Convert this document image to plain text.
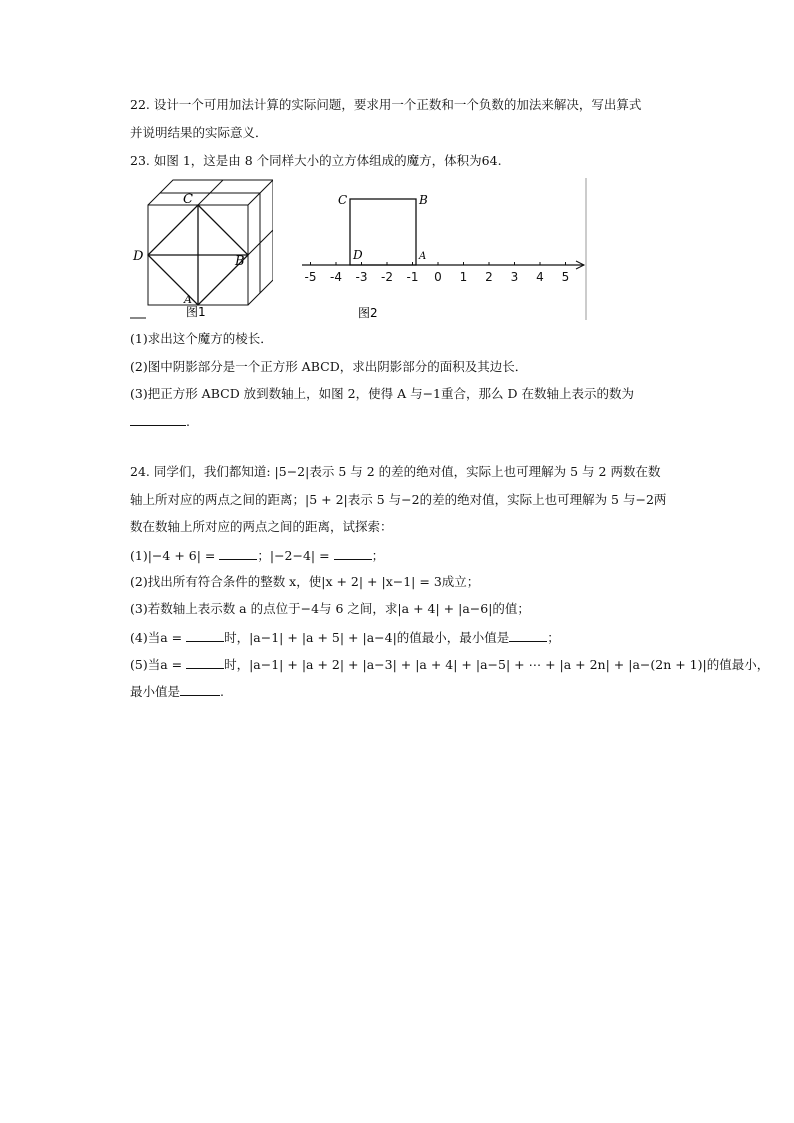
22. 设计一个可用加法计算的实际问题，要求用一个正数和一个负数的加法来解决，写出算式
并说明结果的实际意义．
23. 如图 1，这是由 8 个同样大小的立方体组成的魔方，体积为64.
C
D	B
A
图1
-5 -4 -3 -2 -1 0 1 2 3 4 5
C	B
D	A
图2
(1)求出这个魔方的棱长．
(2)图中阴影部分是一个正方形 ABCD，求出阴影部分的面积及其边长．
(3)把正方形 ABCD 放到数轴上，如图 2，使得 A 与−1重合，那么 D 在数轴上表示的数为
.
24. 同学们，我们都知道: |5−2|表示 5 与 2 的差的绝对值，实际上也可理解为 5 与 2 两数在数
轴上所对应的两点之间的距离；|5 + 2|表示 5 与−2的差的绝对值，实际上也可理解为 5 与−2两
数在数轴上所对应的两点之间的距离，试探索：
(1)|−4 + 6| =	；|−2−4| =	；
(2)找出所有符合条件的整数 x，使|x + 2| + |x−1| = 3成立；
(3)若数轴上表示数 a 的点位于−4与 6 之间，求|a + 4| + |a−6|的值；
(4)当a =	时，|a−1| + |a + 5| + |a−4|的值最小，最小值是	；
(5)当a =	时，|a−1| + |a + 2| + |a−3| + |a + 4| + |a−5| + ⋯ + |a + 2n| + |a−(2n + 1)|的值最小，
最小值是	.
-- -- --
Which lines hold the word "的值最小"? Return all of them from the records above.

Response
(4)当a =	时，|a−1| + |a + 5| + |a−4|的值最小，最小值是	；
(5)当a =	时，|a−1| + |a + 2| + |a−3| + |a + 4| + |a−5| + ⋯ + |a + 2n| + |a−(2n + 1)|的值最小，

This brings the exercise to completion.